- GOAL
Copy each line below that contains "文具用品".

----

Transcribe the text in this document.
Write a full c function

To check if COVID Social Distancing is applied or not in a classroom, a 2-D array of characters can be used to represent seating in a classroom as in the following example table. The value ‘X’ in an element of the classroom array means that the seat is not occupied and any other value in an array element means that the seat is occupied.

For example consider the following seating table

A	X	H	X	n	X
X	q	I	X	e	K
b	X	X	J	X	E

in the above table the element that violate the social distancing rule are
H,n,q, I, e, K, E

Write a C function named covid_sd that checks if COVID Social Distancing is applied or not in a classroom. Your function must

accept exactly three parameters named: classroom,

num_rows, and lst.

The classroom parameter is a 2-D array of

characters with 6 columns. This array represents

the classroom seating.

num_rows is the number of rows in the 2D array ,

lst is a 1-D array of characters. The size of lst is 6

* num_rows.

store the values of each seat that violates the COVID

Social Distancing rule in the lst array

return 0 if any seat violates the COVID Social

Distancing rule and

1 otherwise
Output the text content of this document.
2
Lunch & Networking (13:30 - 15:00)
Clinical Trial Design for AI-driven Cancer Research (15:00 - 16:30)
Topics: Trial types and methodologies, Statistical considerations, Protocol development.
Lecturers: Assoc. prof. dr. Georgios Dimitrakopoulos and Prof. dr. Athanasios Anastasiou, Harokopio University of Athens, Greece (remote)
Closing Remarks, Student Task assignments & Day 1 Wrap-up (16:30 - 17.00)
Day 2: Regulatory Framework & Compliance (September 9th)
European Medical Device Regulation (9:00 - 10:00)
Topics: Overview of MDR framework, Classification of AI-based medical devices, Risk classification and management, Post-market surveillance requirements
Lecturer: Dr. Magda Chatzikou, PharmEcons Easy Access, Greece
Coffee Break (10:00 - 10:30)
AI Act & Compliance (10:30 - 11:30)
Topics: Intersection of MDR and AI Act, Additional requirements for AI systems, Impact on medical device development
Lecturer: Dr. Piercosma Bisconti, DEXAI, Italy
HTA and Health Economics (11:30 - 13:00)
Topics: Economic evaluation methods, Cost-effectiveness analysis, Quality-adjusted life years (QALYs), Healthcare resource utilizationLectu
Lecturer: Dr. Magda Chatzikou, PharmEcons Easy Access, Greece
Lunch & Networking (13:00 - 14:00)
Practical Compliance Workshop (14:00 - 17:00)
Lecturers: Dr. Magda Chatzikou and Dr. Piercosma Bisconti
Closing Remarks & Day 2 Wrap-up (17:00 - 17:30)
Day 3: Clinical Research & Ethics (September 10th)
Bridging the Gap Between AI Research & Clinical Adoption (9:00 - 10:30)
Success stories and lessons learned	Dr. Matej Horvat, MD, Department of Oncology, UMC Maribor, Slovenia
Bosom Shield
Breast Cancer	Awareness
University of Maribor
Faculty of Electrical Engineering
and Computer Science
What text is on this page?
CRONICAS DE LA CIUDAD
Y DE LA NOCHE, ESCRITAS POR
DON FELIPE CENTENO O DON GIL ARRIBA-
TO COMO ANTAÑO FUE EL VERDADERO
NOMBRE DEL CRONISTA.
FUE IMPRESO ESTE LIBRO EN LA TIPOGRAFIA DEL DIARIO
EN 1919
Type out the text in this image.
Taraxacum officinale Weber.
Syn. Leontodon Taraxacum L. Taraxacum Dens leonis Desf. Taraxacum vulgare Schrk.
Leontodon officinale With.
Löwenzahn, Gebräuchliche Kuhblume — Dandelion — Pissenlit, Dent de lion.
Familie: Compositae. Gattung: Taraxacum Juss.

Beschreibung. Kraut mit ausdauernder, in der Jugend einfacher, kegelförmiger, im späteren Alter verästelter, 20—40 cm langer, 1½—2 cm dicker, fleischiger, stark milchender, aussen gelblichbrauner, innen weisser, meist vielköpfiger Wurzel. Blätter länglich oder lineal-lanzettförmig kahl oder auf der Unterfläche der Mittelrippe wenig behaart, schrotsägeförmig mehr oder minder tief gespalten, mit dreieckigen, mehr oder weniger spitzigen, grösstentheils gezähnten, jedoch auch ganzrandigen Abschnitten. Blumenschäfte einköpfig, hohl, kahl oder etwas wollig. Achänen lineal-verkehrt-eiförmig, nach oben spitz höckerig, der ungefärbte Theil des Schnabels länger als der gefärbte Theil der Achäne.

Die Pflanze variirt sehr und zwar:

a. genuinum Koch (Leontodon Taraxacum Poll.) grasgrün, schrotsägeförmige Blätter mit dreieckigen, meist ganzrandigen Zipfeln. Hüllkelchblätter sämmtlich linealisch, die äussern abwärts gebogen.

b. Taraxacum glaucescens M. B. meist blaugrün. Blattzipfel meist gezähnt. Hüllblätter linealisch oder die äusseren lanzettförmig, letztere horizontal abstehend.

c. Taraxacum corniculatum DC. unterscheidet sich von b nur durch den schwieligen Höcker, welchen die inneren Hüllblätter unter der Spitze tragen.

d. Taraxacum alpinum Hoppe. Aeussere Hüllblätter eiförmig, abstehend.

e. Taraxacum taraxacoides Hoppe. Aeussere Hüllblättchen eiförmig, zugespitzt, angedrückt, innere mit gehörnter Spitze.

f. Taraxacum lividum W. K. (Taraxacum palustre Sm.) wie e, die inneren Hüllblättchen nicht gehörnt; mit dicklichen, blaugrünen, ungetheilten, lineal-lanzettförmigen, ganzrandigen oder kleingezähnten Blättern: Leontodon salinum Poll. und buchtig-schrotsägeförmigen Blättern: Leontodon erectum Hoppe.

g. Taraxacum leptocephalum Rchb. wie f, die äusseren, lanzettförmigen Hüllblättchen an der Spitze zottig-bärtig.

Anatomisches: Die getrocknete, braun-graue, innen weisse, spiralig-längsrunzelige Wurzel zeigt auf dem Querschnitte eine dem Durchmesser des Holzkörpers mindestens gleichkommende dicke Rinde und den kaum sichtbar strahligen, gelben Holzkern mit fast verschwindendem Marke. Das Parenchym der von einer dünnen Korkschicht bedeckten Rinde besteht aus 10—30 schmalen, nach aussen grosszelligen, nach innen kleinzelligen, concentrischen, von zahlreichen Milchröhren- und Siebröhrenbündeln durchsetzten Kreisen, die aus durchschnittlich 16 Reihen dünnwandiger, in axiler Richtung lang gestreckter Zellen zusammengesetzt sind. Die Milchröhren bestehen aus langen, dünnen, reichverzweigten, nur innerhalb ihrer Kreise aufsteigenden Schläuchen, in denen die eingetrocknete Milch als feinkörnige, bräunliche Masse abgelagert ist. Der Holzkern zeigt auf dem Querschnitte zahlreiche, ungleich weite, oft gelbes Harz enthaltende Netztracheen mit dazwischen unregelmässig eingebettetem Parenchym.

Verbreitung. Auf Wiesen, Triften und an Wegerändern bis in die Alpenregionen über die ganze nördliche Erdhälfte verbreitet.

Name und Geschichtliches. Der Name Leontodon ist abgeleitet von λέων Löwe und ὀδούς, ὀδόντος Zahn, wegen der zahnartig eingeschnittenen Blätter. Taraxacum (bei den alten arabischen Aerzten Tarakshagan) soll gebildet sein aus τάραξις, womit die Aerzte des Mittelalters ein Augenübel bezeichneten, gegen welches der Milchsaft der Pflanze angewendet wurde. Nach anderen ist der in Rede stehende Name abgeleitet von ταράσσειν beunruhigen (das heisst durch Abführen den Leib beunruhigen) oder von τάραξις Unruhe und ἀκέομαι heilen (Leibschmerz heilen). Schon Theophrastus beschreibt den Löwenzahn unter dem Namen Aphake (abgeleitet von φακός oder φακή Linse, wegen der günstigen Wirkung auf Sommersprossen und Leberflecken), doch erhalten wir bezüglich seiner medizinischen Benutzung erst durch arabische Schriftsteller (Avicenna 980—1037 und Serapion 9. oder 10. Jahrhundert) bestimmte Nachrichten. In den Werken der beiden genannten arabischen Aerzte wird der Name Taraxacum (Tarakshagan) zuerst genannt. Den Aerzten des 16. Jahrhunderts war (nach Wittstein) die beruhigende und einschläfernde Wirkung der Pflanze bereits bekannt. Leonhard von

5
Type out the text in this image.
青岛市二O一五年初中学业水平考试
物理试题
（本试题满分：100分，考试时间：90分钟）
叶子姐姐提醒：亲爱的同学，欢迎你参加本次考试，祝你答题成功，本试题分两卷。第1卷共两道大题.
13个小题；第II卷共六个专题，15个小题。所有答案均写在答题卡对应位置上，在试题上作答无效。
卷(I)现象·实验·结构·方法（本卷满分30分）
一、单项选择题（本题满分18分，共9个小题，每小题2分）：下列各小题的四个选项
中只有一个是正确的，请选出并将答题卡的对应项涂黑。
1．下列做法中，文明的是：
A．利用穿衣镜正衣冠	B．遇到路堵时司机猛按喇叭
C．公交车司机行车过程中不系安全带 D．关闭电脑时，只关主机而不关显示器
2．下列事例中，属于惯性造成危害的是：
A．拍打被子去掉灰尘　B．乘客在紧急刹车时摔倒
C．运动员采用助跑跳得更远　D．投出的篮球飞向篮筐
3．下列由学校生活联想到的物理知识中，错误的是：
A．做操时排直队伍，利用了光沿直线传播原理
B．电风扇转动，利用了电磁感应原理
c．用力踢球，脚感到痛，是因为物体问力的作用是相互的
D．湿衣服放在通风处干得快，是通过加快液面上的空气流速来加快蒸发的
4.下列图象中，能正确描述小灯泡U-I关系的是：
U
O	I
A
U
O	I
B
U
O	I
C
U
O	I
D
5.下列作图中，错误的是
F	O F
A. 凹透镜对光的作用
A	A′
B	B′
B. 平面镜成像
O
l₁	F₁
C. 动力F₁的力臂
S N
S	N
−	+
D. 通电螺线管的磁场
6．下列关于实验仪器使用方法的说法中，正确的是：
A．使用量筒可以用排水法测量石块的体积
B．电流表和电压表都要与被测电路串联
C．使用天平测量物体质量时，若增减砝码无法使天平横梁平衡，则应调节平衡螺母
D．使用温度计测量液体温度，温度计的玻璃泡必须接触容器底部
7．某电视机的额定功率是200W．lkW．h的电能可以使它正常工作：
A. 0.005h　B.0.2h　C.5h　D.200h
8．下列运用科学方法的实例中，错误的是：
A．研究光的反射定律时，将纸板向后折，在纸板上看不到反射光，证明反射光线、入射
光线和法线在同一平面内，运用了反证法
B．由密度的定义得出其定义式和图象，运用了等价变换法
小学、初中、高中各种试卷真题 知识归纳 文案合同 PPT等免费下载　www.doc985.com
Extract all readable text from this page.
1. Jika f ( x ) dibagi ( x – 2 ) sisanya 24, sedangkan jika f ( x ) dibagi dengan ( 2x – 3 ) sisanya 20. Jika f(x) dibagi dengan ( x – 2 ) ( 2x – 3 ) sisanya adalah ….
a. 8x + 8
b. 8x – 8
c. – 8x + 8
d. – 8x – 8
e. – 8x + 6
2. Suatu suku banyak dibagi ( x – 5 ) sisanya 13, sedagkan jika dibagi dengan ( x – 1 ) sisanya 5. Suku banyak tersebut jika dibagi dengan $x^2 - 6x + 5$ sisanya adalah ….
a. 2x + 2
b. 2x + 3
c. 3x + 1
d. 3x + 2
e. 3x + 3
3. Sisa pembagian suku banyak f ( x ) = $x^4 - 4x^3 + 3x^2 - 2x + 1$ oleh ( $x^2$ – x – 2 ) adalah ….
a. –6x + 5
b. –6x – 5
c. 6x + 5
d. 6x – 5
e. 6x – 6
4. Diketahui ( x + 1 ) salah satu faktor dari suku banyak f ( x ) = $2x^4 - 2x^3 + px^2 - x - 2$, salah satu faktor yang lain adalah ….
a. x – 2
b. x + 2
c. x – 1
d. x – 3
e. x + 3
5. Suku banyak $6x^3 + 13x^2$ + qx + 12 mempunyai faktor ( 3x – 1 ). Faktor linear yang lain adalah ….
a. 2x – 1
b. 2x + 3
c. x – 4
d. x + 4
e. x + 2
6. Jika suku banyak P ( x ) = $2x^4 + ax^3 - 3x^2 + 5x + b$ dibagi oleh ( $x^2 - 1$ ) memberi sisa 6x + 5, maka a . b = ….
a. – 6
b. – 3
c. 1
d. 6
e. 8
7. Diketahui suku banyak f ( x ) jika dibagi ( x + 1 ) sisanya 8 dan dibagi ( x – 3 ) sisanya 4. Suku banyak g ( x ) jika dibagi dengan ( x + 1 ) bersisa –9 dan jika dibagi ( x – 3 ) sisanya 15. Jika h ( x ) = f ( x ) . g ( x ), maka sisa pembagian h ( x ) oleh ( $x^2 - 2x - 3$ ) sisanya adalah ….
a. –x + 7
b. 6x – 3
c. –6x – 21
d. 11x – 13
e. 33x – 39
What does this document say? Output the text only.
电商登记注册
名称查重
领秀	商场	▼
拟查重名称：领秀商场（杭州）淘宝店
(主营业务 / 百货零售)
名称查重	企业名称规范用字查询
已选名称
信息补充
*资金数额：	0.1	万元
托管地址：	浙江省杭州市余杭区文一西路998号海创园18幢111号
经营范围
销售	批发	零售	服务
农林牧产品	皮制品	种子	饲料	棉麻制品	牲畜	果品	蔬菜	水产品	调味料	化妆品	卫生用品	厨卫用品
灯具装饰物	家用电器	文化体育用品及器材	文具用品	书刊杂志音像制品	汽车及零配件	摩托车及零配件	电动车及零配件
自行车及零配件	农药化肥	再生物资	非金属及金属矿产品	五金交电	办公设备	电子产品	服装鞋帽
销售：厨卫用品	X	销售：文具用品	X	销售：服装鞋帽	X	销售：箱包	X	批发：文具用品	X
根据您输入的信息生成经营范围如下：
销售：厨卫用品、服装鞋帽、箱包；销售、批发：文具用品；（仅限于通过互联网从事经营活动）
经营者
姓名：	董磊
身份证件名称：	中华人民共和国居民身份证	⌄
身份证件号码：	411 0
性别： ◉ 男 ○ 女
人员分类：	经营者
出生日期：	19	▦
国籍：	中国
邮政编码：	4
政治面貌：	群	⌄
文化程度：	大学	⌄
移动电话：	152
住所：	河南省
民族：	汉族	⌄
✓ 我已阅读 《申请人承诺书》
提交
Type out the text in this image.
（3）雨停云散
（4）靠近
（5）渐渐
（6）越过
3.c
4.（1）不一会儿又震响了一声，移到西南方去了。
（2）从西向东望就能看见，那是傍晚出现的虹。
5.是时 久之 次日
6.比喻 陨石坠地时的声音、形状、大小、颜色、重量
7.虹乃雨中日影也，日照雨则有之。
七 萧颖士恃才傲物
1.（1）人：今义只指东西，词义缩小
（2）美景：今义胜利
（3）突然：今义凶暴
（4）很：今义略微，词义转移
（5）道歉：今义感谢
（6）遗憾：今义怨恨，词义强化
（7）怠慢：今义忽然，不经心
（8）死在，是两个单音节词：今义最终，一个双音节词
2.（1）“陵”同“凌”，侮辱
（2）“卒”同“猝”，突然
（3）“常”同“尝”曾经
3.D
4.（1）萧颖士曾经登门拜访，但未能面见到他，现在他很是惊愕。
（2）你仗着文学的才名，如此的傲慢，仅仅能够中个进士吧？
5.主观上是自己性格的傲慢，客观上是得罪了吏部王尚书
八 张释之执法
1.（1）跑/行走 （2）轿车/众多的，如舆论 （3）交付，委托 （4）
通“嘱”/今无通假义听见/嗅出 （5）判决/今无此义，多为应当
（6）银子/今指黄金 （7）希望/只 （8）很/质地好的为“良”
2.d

----

- EXERCISE ANSWER
灯具装饰物	家用电器	文化体育用品及器材	文具用品	书刊杂志音像制品	汽车及零配件	摩托车及零配件	电动车及零配件
销售：厨卫用品	X	销售：文具用品	X	销售：服装鞋帽	X	销售：箱包	X	批发：文具用品	X
销售：厨卫用品、服装鞋帽、箱包；销售、批发：文具用品；（仅限于通过互联网从事经营活动）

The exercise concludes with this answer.